**Task directions**
All of the records below need to be copied exactly.

Extracted data entries:
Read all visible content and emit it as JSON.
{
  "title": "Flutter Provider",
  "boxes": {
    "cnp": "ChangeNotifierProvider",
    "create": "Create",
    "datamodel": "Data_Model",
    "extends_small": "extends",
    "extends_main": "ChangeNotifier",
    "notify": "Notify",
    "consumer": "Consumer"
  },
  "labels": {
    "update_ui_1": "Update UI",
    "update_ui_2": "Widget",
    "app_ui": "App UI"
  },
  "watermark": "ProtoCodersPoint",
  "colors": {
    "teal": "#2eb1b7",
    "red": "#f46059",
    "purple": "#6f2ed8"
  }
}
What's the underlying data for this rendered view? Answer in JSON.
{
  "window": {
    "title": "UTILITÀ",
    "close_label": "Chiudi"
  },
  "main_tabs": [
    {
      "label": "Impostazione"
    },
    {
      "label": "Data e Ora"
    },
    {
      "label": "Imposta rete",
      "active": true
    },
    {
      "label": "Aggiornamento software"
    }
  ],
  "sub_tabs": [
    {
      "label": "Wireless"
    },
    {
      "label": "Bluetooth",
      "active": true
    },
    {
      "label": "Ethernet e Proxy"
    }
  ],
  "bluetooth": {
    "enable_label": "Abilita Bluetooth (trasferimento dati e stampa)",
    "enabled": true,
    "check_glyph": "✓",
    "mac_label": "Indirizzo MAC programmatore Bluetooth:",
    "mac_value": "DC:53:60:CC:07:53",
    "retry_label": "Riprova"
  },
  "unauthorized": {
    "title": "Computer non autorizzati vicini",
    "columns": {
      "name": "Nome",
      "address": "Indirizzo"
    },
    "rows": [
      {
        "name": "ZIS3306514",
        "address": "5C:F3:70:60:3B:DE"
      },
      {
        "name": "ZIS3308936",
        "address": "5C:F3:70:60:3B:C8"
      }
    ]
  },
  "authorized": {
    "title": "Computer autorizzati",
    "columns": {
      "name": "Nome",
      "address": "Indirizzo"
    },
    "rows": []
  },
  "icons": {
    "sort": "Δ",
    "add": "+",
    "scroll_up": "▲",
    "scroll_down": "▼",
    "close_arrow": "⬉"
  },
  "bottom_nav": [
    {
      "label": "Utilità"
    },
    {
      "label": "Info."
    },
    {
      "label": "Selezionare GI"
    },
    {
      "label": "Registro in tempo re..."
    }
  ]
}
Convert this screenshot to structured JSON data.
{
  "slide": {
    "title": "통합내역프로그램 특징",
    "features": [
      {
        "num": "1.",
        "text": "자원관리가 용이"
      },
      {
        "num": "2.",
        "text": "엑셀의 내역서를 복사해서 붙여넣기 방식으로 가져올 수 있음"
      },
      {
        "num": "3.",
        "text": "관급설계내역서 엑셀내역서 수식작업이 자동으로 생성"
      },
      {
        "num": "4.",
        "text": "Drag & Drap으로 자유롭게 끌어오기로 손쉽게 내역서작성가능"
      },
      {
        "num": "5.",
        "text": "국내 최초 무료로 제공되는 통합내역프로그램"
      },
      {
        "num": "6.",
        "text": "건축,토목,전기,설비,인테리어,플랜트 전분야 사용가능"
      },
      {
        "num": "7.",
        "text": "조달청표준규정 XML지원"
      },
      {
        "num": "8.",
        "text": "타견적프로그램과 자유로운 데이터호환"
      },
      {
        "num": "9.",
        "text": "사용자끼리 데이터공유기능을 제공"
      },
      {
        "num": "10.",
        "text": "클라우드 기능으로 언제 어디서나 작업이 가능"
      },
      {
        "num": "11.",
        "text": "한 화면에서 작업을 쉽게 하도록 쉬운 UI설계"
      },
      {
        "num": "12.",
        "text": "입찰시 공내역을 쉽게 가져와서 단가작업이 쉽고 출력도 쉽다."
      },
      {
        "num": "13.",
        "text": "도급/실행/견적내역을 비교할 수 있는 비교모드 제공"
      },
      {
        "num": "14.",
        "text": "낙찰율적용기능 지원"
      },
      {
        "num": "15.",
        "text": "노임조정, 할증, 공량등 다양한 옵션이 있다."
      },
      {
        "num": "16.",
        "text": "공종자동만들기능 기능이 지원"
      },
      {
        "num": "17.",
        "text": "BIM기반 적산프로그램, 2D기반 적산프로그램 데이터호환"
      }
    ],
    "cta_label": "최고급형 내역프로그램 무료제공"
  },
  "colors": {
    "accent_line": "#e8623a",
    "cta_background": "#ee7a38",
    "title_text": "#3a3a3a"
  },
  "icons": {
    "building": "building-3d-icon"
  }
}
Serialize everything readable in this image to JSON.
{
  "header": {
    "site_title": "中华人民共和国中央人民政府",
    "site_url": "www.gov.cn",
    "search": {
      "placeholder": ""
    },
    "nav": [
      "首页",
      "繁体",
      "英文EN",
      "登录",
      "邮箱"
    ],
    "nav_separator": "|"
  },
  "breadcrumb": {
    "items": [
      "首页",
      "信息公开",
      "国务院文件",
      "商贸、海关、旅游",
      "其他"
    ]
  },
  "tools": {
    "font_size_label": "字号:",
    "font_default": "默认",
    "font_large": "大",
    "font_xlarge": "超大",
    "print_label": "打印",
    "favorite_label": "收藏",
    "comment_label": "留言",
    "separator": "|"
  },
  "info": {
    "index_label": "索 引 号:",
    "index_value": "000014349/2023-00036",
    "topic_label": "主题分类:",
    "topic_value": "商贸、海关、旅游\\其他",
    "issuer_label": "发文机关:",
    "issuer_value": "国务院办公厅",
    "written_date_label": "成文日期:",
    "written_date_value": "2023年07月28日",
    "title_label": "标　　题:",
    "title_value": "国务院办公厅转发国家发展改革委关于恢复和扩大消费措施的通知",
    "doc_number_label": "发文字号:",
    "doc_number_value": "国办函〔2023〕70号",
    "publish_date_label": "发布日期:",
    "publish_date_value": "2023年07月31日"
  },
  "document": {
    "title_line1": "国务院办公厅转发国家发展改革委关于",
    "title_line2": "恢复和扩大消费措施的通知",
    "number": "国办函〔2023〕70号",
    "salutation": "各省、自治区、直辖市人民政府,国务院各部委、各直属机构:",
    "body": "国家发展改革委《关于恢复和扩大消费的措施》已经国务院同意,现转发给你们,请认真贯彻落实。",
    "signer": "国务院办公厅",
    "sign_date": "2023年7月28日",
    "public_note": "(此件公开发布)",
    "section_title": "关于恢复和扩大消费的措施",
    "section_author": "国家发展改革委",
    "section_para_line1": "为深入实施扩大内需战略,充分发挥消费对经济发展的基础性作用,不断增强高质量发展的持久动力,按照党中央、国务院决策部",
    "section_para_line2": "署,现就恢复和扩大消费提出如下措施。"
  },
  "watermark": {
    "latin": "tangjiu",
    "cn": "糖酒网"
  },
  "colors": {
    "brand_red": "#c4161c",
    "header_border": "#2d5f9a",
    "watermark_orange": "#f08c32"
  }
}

**Full answer**
Read all visible content and emit it as JSON.
{
  "title": "Flutter Provider",
  "boxes": {
    "cnp": "ChangeNotifierProvider",
    "create": "Create",
    "datamodel": "Data_Model",
    "extends_small": "extends",
    "extends_main": "ChangeNotifier",
    "notify": "Notify",
    "consumer": "Consumer"
  },
  "labels": {
    "update_ui_1": "Update UI",
    "update_ui_2": "Widget",
    "app_ui": "App UI"
  },
  "watermark": "ProtoCodersPoint",
  "colors": {
    "teal": "#2eb1b7",
    "red": "#f46059",
    "purple": "#6f2ed8"
  }
}
What's the underlying data for this rendered view? Answer in JSON.
{
  "window": {
    "title": "UTILITÀ",
    "close_label": "Chiudi"
  },
  "main_tabs": [
    {
      "label": "Impostazione"
    },
    {
      "label": "Data e Ora"
    },
    {
      "label": "Imposta rete",
      "active": true
    },
    {
      "label": "Aggiornamento software"
    }
  ],
  "sub_tabs": [
    {
      "label": "Wireless"
    },
    {
      "label": "Bluetooth",
      "active": true
    },
    {
      "label": "Ethernet e Proxy"
    }
  ],
  "bluetooth": {
    "enable_label": "Abilita Bluetooth (trasferimento dati e stampa)",
    "enabled": true,
    "check_glyph": "✓",
    "mac_label": "Indirizzo MAC programmatore Bluetooth:",
    "mac_value": "DC:53:60:CC:07:53",
    "retry_label": "Riprova"
  },
  "unauthorized": {
    "title": "Computer non autorizzati vicini",
    "columns": {
      "name": "Nome",
      "address": "Indirizzo"
    },
    "rows": [
      {
        "name": "ZIS3306514",
        "address": "5C:F3:70:60:3B:DE"
      },
      {
        "name": "ZIS3308936",
        "address": "5C:F3:70:60:3B:C8"
      }
    ]
  },
  "authorized": {
    "title": "Computer autorizzati",
    "columns": {
      "name": "Nome",
      "address": "Indirizzo"
    },
    "rows": []
  },
  "icons": {
    "sort": "Δ",
    "add": "+",
    "scroll_up": "▲",
    "scroll_down": "▼",
    "close_arrow": "⬉"
  },
  "bottom_nav": [
    {
      "label": "Utilità"
    },
    {
      "label": "Info."
    },
    {
      "label": "Selezionare GI"
    },
    {
      "label": "Registro in tempo re..."
    }
  ]
}
Convert this screenshot to structured JSON data.
{
  "slide": {
    "title": "통합내역프로그램 특징",
    "features": [
      {
        "num": "1.",
        "text": "자원관리가 용이"
      },
      {
        "num": "2.",
        "text": "엑셀의 내역서를 복사해서 붙여넣기 방식으로 가져올 수 있음"
      },
      {
        "num": "3.",
        "text": "관급설계내역서 엑셀내역서 수식작업이 자동으로 생성"
      },
      {
        "num": "4.",
        "text": "Drag & Drap으로 자유롭게 끌어오기로 손쉽게 내역서작성가능"
      },
      {
        "num": "5.",
        "text": "국내 최초 무료로 제공되는 통합내역프로그램"
      },
      {
        "num": "6.",
        "text": "건축,토목,전기,설비,인테리어,플랜트 전분야 사용가능"
      },
      {
        "num": "7.",
        "text": "조달청표준규정 XML지원"
      },
      {
        "num": "8.",
        "text": "타견적프로그램과 자유로운 데이터호환"
      },
      {
        "num": "9.",
        "text": "사용자끼리 데이터공유기능을 제공"
      },
      {
        "num": "10.",
        "text": "클라우드 기능으로 언제 어디서나 작업이 가능"
      },
      {
        "num": "11.",
        "text": "한 화면에서 작업을 쉽게 하도록 쉬운 UI설계"
      },
      {
        "num": "12.",
        "text": "입찰시 공내역을 쉽게 가져와서 단가작업이 쉽고 출력도 쉽다."
      },
      {
        "num": "13.",
        "text": "도급/실행/견적내역을 비교할 수 있는 비교모드 제공"
      },
      {
        "num": "14.",
        "text": "낙찰율적용기능 지원"
      },
      {
        "num": "15.",
        "text": "노임조정, 할증, 공량등 다양한 옵션이 있다."
      },
      {
        "num": "16.",
        "text": "공종자동만들기능 기능이 지원"
      },
      {
        "num": "17.",
        "text": "BIM기반 적산프로그램, 2D기반 적산프로그램 데이터호환"
      }
    ],
    "cta_label": "최고급형 내역프로그램 무료제공"
  },
  "colors": {
    "accent_line": "#e8623a",
    "cta_background": "#ee7a38",
    "title_text": "#3a3a3a"
  },
  "icons": {
    "building": "building-3d-icon"
  }
}
Serialize everything readable in this image to JSON.
{
  "header": {
    "site_title": "中华人民共和国中央人民政府",
    "site_url": "www.gov.cn",
    "search": {
      "placeholder": ""
    },
    "nav": [
      "首页",
      "繁体",
      "英文EN",
      "登录",
      "邮箱"
    ],
    "nav_separator": "|"
  },
  "breadcrumb": {
    "items": [
      "首页",
      "信息公开",
      "国务院文件",
      "商贸、海关、旅游",
      "其他"
    ]
  },
  "tools": {
    "font_size_label": "字号:",
    "font_default": "默认",
    "font_large": "大",
    "font_xlarge": "超大",
    "print_label": "打印",
    "favorite_label": "收藏",
    "comment_label": "留言",
    "separator": "|"
  },
  "info": {
    "index_label": "索 引 号:",
    "index_value": "000014349/2023-00036",
    "topic_label": "主题分类:",
    "topic_value": "商贸、海关、旅游\\其他",
    "issuer_label": "发文机关:",
    "issuer_value": "国务院办公厅",
    "written_date_label": "成文日期:",
    "written_date_value": "2023年07月28日",
    "title_label": "标　　题:",
    "title_value": "国务院办公厅转发国家发展改革委关于恢复和扩大消费措施的通知",
    "doc_number_label": "发文字号:",
    "doc_number_value": "国办函〔2023〕70号",
    "publish_date_label": "发布日期:",
    "publish_date_value": "2023年07月31日"
  },
  "document": {
    "title_line1": "国务院办公厅转发国家发展改革委关于",
    "title_line2": "恢复和扩大消费措施的通知",
    "number": "国办函〔2023〕70号",
    "salutation": "各省、自治区、直辖市人民政府,国务院各部委、各直属机构:",
    "body": "国家发展改革委《关于恢复和扩大消费的措施》已经国务院同意,现转发给你们,请认真贯彻落实。",
    "signer": "国务院办公厅",
    "sign_date": "2023年7月28日",
    "public_note": "(此件公开发布)",
    "section_title": "关于恢复和扩大消费的措施",
    "section_author": "国家发展改革委",
    "section_para_line1": "为深入实施扩大内需战略,充分发挥消费对经济发展的基础性作用,不断增强高质量发展的持久动力,按照党中央、国务院决策部",
    "section_para_line2": "署,现就恢复和扩大消费提出如下措施。"
  },
  "watermark": {
    "latin": "tangjiu",
    "cn": "糖酒网"
  },
  "colors": {
    "brand_red": "#c4161c",
    "header_border": "#2d5f9a",
    "watermark_orange": "#f08c32"
  }
}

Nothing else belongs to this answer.